Every line that holds "number" should be shown.

----- Data shown

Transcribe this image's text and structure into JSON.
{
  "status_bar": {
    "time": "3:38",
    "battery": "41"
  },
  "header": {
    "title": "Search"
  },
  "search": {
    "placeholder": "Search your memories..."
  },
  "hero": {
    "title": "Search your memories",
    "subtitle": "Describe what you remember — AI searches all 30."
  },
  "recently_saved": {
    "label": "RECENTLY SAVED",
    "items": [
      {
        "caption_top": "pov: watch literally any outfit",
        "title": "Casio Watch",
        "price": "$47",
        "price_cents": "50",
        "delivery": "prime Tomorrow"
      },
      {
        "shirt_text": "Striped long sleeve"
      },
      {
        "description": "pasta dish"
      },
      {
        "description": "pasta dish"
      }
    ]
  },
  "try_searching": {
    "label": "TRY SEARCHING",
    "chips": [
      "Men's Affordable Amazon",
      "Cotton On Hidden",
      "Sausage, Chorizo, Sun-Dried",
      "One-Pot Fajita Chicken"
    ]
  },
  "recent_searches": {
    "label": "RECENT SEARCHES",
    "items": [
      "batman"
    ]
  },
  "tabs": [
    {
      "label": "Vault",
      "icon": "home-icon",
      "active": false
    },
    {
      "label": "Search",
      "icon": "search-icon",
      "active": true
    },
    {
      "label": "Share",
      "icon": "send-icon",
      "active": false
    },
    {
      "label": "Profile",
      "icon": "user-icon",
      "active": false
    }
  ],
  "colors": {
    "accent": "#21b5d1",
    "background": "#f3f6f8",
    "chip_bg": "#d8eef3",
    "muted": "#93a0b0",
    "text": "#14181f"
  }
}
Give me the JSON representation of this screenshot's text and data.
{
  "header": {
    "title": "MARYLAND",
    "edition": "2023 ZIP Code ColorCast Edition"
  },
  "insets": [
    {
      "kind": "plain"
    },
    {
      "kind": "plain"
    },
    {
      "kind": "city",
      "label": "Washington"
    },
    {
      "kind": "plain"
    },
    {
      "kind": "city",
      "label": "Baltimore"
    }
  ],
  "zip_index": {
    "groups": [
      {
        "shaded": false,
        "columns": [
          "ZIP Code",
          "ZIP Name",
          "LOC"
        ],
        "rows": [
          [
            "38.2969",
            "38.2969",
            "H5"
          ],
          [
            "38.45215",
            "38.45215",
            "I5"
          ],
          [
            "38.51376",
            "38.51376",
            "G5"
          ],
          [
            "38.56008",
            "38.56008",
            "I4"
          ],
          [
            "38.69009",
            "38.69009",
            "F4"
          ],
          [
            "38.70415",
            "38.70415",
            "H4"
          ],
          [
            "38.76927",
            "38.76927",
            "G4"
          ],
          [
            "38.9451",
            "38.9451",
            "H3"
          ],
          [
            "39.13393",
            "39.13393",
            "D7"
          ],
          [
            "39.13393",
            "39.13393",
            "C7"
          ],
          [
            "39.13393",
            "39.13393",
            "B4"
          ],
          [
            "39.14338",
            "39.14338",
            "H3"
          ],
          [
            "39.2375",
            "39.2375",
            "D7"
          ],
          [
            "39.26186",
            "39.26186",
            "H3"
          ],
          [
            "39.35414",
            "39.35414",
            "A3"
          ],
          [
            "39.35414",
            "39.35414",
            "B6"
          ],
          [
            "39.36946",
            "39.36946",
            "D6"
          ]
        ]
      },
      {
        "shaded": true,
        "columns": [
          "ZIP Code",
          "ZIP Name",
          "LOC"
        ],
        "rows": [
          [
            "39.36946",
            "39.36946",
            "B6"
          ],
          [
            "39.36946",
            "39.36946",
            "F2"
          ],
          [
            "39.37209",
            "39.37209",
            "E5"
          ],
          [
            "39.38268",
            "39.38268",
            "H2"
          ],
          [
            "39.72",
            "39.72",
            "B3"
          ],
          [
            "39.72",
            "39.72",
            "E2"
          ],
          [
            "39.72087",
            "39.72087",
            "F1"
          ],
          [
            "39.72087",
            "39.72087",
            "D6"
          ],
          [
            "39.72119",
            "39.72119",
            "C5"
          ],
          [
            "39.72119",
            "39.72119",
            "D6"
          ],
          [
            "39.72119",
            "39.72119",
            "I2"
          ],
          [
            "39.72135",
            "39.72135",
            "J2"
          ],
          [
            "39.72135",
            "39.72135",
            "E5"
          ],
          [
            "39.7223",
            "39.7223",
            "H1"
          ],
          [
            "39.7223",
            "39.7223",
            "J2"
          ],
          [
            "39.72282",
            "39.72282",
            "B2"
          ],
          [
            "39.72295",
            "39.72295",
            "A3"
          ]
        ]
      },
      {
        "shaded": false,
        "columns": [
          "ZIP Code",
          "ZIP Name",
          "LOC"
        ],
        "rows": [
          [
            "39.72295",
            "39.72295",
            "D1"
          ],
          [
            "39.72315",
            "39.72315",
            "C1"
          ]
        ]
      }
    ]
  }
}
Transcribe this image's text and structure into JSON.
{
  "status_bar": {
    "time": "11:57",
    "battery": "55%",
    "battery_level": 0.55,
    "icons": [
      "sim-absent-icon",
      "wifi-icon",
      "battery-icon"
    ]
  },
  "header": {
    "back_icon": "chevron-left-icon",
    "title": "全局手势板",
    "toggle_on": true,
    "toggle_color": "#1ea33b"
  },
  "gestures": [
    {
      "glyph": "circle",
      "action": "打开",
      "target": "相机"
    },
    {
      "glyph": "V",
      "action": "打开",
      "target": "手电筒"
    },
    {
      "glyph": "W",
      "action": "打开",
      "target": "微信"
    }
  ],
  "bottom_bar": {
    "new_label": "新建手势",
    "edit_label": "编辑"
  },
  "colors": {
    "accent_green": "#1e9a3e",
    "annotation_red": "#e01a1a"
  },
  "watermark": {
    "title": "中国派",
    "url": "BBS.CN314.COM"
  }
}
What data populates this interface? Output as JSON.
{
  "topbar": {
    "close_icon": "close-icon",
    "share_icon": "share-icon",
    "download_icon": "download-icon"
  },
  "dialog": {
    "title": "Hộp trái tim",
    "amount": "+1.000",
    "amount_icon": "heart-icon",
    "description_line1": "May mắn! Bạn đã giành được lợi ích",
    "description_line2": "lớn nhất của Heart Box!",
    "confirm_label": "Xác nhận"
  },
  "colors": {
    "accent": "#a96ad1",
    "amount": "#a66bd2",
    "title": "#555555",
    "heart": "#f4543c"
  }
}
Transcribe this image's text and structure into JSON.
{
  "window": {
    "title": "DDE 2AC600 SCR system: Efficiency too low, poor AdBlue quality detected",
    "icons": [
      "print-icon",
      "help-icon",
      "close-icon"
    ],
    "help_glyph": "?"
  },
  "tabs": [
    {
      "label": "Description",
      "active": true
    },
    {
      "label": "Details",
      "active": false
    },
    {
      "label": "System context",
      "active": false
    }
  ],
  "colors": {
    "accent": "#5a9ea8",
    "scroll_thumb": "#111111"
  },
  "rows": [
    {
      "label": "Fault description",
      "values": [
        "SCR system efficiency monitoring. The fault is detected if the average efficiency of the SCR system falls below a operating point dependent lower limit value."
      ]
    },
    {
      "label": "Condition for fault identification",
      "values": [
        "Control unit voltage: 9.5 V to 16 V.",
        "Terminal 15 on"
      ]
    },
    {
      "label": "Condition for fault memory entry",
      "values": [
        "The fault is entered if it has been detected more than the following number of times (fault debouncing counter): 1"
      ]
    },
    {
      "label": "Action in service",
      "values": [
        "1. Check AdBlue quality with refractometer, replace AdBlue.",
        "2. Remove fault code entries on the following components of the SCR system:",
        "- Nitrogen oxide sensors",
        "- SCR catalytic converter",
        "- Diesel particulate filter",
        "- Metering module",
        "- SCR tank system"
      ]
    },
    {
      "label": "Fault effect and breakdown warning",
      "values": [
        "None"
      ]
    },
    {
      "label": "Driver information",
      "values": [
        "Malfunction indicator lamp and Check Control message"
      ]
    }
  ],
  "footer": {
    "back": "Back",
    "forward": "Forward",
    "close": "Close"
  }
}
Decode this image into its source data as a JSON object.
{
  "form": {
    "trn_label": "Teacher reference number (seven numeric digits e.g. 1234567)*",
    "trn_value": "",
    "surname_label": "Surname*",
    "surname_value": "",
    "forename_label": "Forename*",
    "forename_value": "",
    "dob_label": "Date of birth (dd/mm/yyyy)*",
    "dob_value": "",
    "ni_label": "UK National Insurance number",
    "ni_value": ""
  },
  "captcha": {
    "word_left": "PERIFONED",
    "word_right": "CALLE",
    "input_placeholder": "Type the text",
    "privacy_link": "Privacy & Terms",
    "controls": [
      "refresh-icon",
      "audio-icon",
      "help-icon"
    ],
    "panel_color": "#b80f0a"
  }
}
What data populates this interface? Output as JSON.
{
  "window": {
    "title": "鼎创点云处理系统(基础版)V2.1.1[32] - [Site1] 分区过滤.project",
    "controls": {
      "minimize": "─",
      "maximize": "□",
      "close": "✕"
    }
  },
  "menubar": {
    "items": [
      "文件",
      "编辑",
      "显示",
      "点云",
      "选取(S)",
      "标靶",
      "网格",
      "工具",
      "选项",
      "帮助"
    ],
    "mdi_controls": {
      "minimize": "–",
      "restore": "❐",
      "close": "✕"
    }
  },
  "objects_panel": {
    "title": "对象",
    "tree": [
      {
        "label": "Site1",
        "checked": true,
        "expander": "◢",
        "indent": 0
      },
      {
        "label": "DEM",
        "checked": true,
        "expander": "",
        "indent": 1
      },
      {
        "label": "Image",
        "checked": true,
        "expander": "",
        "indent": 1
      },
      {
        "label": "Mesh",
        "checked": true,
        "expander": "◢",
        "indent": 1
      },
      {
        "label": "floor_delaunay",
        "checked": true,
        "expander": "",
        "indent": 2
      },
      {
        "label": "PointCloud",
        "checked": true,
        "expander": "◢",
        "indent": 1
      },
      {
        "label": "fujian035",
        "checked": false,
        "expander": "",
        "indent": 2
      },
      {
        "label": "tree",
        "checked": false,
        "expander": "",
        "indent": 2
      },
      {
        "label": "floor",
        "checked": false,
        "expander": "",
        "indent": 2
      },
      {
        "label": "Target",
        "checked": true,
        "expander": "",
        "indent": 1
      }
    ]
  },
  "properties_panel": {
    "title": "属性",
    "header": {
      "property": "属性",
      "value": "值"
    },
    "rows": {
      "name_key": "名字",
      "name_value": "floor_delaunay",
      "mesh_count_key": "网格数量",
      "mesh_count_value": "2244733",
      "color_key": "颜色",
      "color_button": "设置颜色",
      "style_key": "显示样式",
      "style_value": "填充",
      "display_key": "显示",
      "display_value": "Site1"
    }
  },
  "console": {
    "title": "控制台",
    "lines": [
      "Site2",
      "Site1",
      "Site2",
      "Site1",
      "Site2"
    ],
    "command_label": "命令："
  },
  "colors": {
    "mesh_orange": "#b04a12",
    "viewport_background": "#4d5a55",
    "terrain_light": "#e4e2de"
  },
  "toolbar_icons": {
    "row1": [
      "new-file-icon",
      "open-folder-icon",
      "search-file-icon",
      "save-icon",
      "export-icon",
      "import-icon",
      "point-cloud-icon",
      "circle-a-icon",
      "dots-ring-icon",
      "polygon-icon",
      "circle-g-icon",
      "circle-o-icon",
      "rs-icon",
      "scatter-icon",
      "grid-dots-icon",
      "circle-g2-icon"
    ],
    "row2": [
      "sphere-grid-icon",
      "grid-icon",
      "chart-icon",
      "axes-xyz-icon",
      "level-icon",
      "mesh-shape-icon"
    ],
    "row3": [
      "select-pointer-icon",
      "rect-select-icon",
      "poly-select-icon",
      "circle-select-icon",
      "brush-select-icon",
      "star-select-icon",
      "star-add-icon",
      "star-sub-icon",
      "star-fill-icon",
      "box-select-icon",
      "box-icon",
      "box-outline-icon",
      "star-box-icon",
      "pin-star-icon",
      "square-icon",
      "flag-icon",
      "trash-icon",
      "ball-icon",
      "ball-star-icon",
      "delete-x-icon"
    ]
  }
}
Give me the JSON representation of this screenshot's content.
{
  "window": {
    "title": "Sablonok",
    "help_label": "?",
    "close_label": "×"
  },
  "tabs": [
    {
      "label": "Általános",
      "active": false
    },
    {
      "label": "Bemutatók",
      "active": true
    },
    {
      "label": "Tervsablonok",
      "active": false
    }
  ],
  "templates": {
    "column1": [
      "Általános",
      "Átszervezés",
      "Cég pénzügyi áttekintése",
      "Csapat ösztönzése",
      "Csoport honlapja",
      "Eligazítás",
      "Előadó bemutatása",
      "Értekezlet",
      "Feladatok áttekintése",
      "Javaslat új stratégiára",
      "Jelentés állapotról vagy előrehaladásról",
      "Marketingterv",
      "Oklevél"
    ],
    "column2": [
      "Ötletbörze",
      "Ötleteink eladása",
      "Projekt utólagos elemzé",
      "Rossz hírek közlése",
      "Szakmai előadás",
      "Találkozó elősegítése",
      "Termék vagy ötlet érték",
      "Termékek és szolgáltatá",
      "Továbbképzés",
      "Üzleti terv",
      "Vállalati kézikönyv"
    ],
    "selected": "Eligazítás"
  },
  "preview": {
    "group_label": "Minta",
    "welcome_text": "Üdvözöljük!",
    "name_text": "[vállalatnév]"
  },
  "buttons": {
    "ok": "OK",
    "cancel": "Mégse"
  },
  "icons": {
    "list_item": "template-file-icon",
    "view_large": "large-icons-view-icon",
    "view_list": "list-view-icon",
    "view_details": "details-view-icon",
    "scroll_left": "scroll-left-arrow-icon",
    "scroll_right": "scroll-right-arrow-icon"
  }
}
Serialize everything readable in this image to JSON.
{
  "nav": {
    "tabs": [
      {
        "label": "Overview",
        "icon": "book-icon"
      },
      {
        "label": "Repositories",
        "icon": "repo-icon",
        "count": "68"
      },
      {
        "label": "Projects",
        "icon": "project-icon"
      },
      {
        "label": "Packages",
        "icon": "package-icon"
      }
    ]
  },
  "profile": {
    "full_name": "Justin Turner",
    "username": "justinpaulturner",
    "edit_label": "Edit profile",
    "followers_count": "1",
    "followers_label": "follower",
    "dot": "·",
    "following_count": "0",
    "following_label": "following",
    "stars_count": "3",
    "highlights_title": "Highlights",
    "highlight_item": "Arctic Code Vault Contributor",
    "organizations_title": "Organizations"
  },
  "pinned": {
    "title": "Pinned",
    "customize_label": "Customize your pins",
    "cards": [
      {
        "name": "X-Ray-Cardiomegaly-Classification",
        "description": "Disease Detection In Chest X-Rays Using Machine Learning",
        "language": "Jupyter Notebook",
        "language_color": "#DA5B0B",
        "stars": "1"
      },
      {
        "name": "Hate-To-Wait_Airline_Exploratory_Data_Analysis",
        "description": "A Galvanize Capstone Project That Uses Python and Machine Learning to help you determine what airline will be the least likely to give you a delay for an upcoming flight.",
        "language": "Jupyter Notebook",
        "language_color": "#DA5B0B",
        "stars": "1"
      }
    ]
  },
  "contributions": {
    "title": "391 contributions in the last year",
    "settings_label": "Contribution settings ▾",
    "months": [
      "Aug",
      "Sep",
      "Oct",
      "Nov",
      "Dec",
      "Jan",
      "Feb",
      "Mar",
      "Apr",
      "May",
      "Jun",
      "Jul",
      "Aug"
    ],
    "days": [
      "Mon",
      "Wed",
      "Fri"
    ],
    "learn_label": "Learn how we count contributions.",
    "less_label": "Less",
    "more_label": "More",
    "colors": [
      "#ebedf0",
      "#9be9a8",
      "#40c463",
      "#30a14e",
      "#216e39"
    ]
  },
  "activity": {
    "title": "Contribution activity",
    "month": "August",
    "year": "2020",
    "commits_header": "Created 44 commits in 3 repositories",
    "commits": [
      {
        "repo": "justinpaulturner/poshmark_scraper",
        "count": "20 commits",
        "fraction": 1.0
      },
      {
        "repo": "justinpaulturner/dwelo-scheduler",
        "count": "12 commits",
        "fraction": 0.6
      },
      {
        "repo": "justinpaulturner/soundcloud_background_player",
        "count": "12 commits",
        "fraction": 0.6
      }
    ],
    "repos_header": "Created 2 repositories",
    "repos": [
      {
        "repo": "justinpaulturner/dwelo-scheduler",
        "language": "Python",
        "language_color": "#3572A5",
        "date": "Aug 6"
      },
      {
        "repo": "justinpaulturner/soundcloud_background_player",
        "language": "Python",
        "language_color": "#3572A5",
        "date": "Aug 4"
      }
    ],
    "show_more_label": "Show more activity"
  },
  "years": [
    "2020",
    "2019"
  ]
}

----------

**Task result:**
        "The fault is entered if it has been detected more than the following number of times (fault debouncing counter): 1"
    "trn_label": "Teacher reference number (seven numeric digits e.g. 1234567)*",
    "ni_label": "UK National Insurance number",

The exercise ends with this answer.